# Problem description
Every line that contains the word "cookies" should be copied.

-------

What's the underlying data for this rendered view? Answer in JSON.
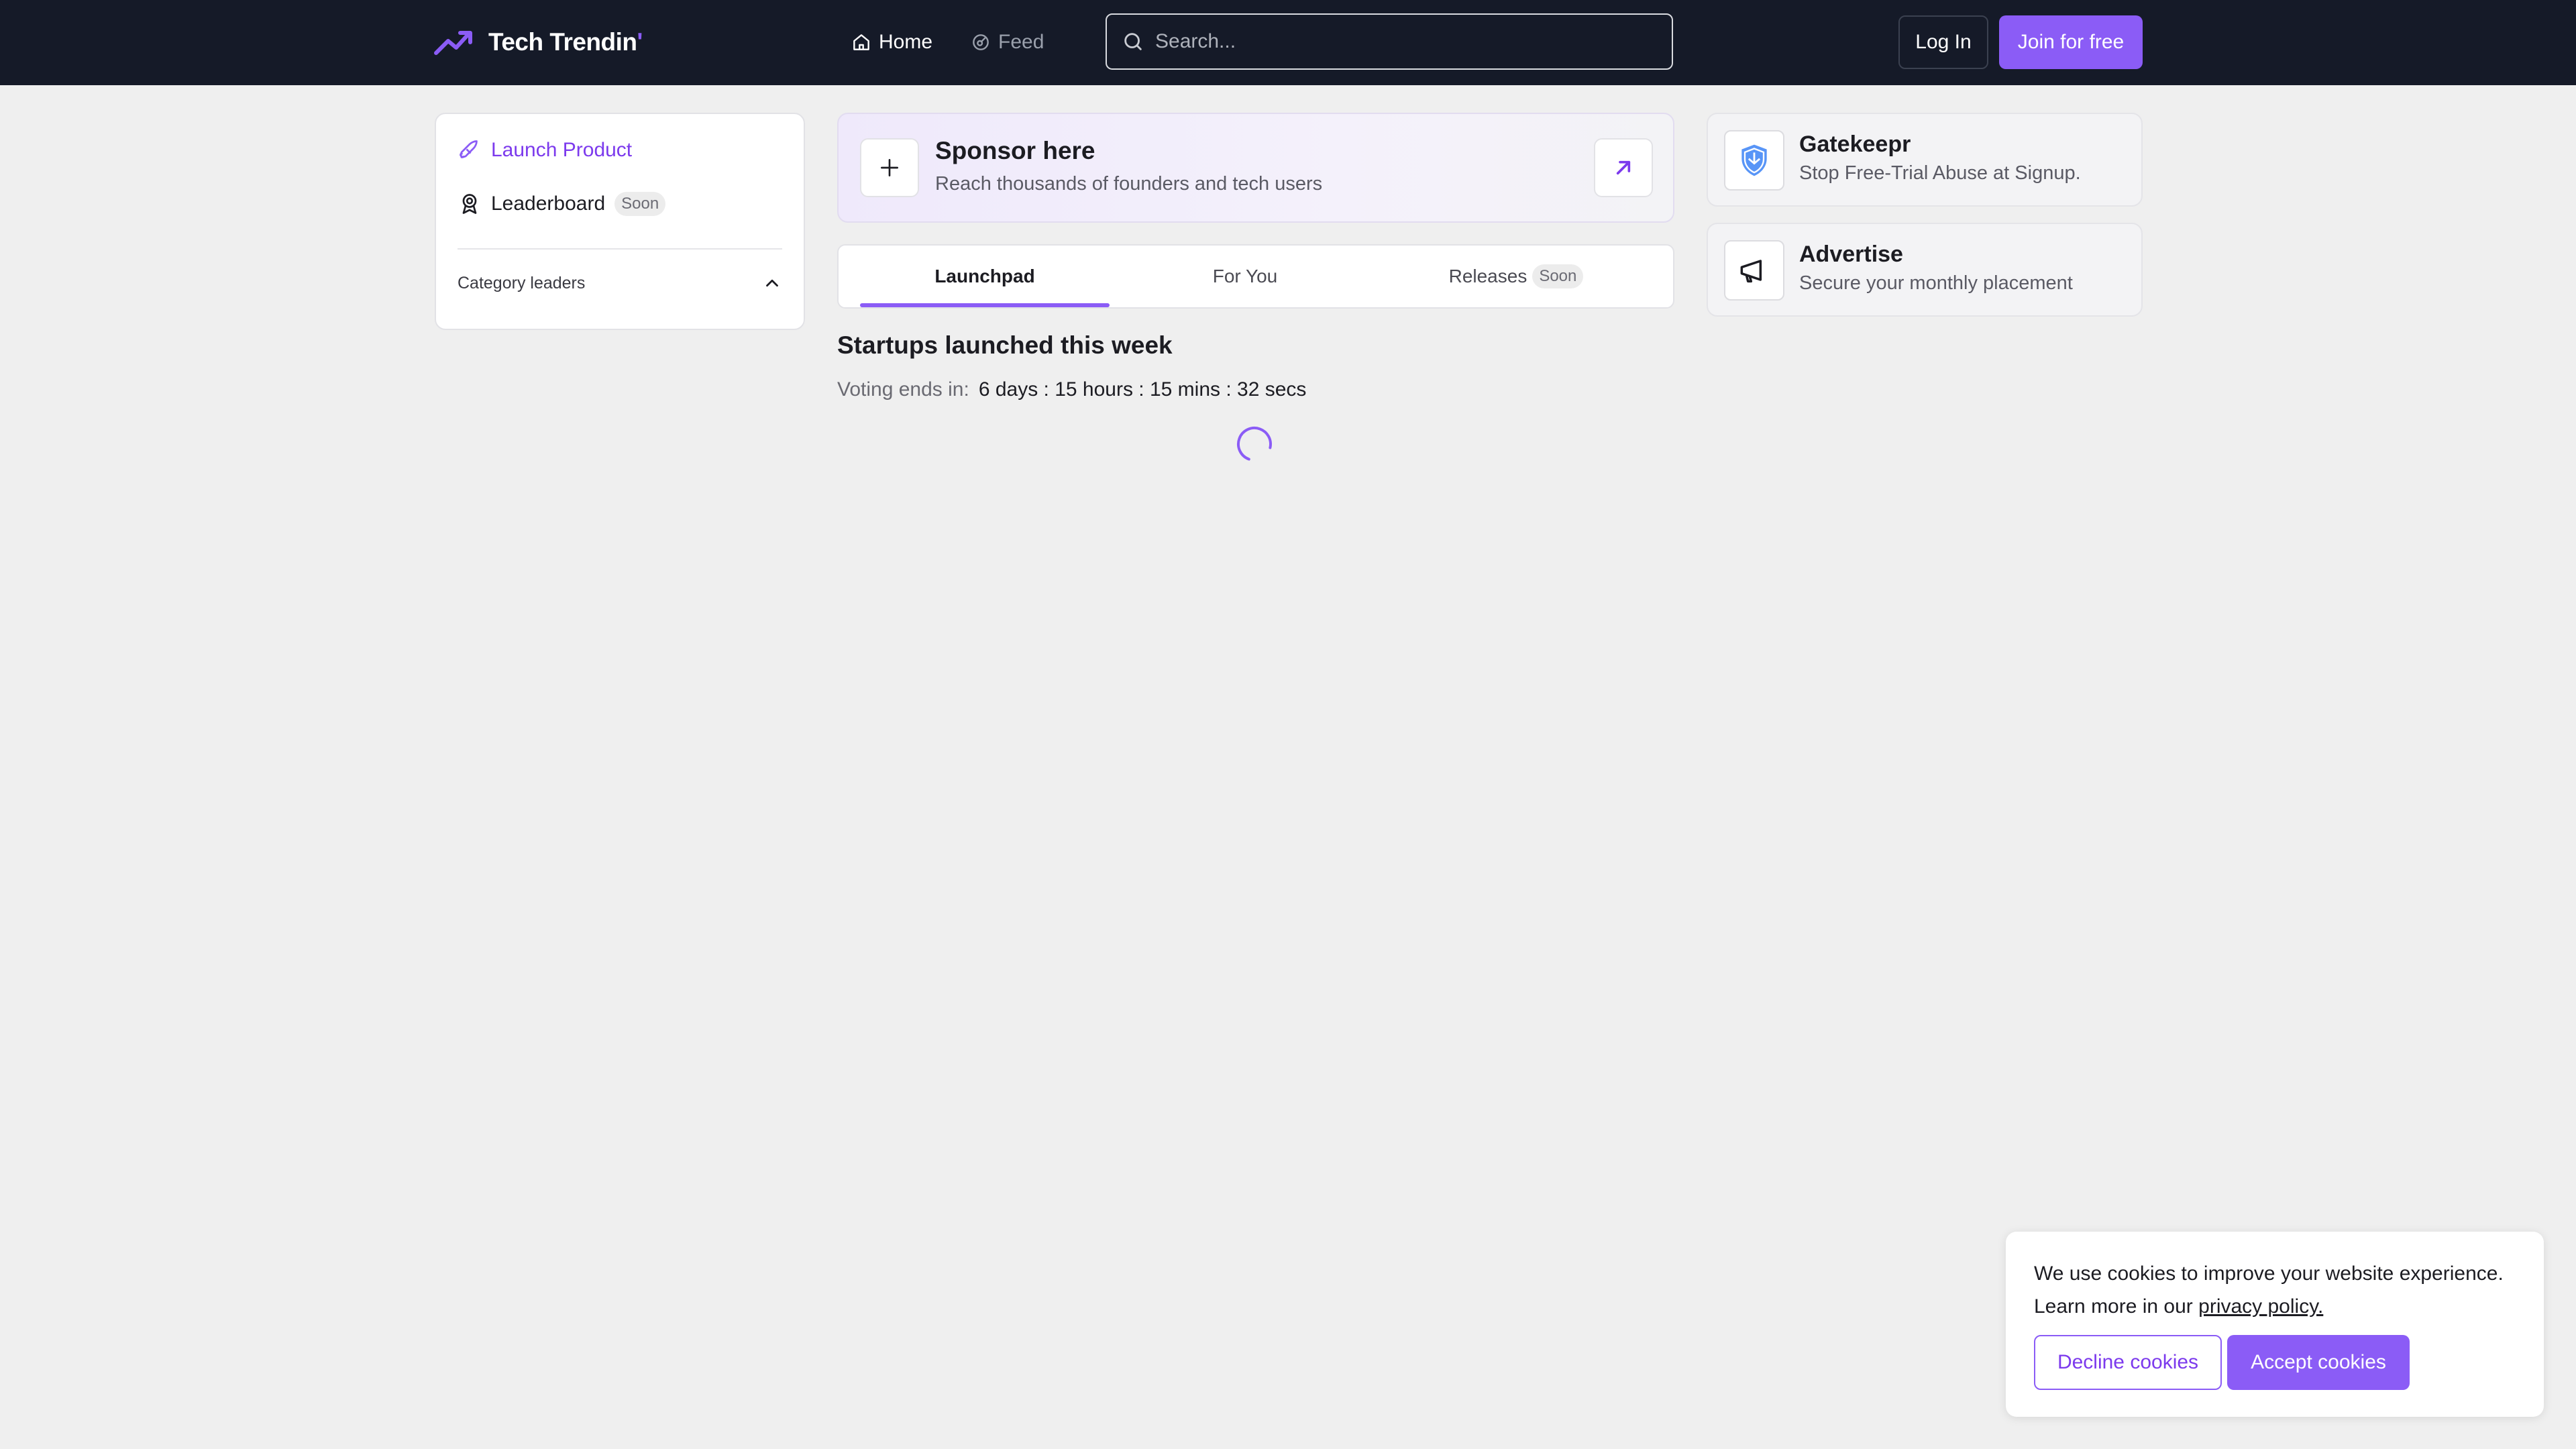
{
  "brand": {
    "name": "Tech Trendin",
    "mark": "'",
    "accent": "#8b5cf6",
    "topbar_bg": "#151a28"
  },
  "nav": {
    "home": "Home",
    "feed": "Feed"
  },
  "search": {
    "placeholder": "Search..."
  },
  "auth": {
    "login": "Log In",
    "join": "Join for free"
  },
  "sidebar": {
    "launch": "Launch Product",
    "leaderboard": "Leaderboard",
    "leaderboard_badge": "Soon",
    "category_leaders": "Category leaders"
  },
  "sponsor": {
    "title": "Sponsor here",
    "subtitle": "Reach thousands of founders and tech users"
  },
  "tabs": {
    "launchpad": "Launchpad",
    "for_you": "For You",
    "releases": "Releases",
    "releases_badge": "Soon"
  },
  "main": {
    "section_title": "Startups launched this week",
    "voting_label": "Voting ends in:",
    "countdown": "6 days : 15 hours : 15 mins : 32 secs"
  },
  "ads": [
    {
      "title": "Gatekeepr",
      "subtitle": "Stop Free-Trial Abuse at Signup.",
      "icon": "shield-icon"
    },
    {
      "title": "Advertise",
      "subtitle": "Secure your monthly placement",
      "icon": "megaphone-icon"
    }
  ],
  "cookie": {
    "text": "We use cookies to improve your website experience. Learn more in our",
    "link": "privacy policy.",
    "decline": "Decline cookies",
    "accept": "Accept cookies"
  }
}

-------

# Expected answer
    "text": "We use cookies to improve your website experience. Learn more in our",
    "decline": "Decline cookies",
    "accept": "Accept cookies"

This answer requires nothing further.